→ **Materials provided**

· · · ·

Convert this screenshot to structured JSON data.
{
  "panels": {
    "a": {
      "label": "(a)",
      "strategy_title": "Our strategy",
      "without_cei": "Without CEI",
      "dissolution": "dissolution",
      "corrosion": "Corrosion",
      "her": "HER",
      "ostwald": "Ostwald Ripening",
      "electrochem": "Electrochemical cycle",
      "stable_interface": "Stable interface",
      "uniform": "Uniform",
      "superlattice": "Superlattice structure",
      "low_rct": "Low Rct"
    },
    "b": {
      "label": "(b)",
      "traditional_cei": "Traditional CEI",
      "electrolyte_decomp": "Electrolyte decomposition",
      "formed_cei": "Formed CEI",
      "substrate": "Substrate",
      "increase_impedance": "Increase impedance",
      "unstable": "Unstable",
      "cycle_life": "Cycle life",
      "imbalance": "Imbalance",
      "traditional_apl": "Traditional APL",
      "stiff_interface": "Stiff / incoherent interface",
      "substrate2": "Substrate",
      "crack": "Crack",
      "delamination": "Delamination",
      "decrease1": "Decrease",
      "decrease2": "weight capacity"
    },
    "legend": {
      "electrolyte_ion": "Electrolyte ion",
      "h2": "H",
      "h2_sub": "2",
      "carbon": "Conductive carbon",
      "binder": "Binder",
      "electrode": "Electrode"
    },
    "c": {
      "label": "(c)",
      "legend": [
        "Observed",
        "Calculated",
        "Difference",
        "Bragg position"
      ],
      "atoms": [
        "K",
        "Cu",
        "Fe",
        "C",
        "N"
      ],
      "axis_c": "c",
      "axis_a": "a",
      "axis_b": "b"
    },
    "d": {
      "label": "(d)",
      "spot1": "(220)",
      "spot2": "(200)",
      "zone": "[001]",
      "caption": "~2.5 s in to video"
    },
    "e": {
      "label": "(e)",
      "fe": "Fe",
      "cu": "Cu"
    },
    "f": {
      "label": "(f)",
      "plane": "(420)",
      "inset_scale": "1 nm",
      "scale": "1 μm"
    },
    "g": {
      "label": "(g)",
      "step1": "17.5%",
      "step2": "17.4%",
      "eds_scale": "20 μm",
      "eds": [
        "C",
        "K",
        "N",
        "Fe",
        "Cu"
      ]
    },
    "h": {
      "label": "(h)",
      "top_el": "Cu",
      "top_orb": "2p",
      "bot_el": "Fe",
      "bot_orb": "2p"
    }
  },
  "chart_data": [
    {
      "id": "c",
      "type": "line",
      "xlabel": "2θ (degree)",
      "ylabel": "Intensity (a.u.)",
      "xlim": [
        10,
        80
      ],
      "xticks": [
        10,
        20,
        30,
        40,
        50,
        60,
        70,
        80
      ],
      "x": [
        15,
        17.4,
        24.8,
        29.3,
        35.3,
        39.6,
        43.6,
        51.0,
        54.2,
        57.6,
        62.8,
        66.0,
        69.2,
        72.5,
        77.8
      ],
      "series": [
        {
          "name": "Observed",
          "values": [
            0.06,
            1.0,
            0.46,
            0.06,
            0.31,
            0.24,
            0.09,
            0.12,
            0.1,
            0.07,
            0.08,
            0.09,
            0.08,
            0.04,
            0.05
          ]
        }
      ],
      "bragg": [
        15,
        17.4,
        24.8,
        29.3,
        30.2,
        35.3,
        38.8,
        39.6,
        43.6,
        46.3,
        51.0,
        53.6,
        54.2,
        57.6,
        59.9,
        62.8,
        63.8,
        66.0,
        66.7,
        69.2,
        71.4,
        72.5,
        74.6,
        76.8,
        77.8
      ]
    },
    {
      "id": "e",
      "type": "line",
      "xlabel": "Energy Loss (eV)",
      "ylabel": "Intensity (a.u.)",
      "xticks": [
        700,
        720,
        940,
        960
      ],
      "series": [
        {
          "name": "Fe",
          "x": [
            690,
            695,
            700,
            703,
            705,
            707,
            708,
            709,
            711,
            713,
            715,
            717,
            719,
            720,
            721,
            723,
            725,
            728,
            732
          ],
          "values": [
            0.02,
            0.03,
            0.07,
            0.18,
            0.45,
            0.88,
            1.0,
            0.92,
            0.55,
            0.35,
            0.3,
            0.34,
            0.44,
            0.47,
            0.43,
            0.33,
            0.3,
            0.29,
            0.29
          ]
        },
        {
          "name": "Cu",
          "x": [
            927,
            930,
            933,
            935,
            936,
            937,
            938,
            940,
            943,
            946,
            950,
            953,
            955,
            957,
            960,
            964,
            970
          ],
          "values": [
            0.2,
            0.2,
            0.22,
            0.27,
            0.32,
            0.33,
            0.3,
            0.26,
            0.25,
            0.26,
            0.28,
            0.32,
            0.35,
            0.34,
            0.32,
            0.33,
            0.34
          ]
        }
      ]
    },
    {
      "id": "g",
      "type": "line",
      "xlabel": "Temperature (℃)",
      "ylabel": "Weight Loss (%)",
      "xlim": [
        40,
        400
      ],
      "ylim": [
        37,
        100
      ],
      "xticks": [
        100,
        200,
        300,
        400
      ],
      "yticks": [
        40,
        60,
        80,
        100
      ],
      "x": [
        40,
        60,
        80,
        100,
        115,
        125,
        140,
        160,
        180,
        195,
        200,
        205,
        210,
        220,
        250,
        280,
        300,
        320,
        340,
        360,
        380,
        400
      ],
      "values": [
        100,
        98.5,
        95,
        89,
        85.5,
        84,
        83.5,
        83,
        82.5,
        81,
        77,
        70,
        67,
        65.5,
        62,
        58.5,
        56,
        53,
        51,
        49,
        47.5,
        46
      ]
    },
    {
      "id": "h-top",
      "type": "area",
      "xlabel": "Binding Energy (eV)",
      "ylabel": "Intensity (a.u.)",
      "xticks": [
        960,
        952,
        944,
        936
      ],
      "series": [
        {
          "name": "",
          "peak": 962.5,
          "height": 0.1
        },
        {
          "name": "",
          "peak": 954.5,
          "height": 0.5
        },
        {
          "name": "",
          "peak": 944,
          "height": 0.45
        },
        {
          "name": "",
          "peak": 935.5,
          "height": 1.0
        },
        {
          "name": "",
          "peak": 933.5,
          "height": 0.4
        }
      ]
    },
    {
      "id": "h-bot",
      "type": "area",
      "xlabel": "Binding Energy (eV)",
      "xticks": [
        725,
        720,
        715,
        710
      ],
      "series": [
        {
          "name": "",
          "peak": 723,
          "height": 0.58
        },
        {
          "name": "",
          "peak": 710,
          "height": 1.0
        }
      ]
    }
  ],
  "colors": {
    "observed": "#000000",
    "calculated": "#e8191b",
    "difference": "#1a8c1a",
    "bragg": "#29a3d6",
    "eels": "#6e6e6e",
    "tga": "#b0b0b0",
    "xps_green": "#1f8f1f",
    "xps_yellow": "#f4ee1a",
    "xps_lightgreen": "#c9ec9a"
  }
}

· · · ·

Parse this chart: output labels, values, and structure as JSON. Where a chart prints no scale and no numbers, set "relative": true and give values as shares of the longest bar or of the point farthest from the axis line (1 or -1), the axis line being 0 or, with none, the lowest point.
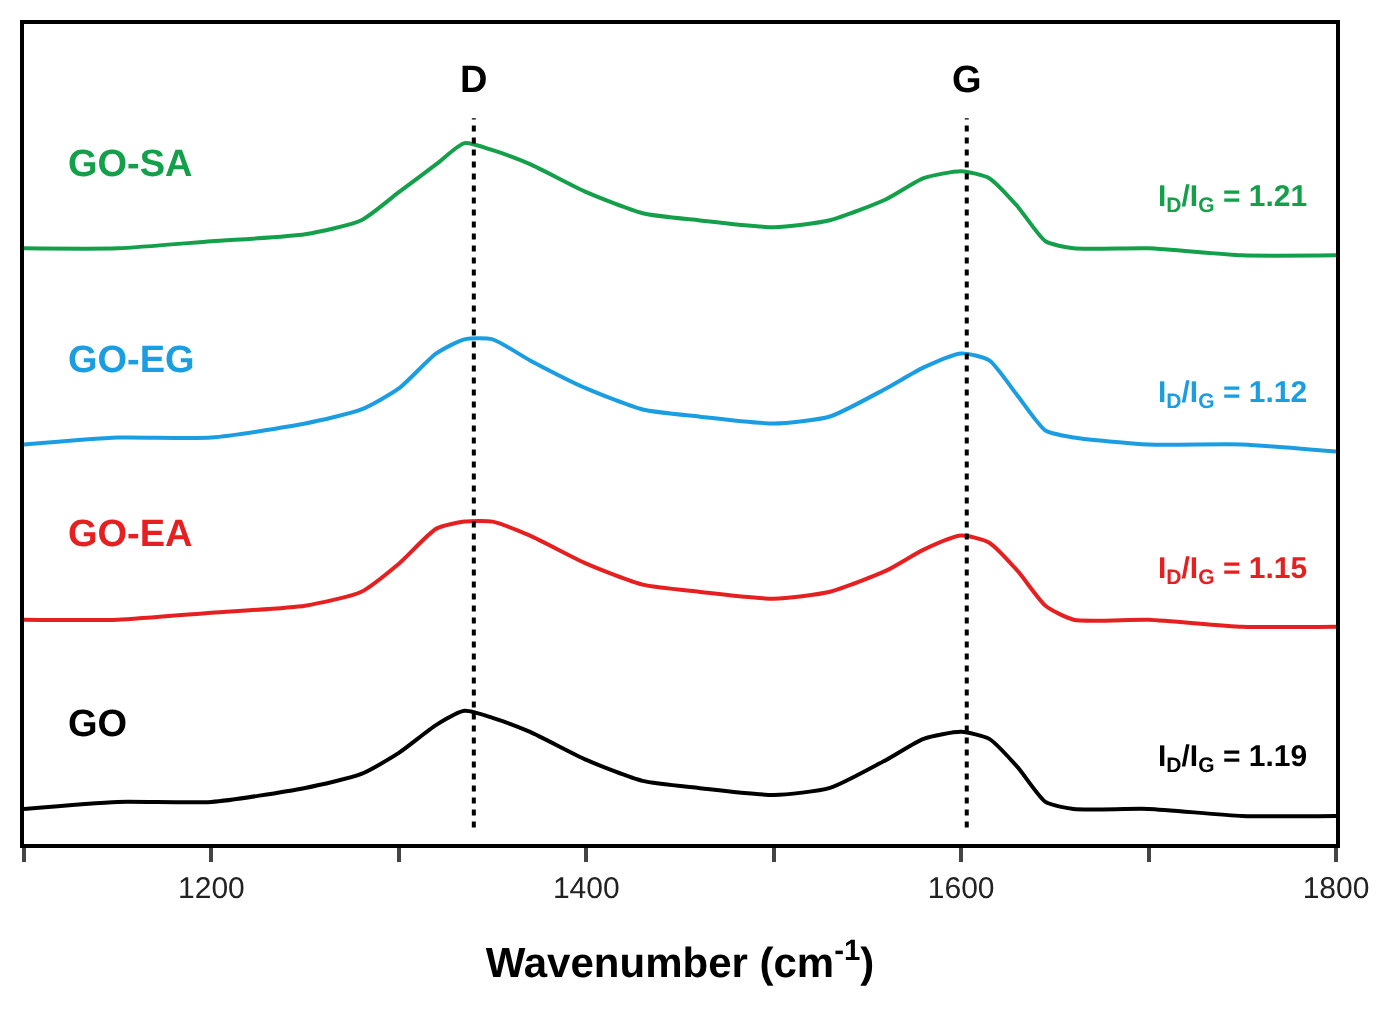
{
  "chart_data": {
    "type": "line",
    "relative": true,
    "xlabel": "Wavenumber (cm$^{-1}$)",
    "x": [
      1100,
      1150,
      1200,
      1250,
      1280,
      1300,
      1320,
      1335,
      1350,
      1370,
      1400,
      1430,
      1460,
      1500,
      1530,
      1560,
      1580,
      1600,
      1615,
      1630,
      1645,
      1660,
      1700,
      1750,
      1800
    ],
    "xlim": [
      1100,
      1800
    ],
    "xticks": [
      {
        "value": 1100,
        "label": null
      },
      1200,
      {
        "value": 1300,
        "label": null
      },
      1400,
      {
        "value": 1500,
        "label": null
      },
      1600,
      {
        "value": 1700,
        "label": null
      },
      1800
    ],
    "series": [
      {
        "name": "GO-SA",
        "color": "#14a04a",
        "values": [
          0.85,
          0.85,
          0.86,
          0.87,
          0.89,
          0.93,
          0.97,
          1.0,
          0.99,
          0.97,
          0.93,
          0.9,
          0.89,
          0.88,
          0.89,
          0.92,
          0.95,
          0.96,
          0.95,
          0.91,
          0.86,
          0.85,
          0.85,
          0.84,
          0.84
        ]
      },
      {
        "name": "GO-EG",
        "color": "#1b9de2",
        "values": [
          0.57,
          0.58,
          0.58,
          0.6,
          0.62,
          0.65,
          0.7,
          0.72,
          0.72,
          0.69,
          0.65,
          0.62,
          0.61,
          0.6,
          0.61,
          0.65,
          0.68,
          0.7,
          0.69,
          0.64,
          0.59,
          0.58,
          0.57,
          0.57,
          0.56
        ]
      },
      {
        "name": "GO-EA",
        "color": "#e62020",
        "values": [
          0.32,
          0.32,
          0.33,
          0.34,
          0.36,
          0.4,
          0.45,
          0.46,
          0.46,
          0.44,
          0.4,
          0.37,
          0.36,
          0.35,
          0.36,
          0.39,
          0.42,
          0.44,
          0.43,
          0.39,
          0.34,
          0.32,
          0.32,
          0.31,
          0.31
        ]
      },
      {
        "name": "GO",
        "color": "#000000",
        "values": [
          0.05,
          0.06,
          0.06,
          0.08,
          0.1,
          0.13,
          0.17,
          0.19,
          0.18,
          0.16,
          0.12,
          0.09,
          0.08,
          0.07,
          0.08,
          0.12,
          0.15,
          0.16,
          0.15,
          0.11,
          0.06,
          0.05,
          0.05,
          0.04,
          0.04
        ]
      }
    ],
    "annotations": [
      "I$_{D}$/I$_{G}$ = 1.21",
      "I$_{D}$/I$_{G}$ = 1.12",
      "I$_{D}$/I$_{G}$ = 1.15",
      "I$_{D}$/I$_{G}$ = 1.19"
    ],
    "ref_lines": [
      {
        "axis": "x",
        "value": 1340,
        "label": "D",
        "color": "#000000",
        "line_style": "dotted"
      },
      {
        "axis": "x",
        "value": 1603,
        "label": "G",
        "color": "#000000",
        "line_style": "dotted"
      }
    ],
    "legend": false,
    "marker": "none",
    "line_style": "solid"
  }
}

· · · ·

→ **Exercise prompt**
Find each line holding the string "Traditional" and copy it out.

→ **The answer**
      "traditional_cei": "Traditional CEI",
      "traditional_apl": "Traditional APL",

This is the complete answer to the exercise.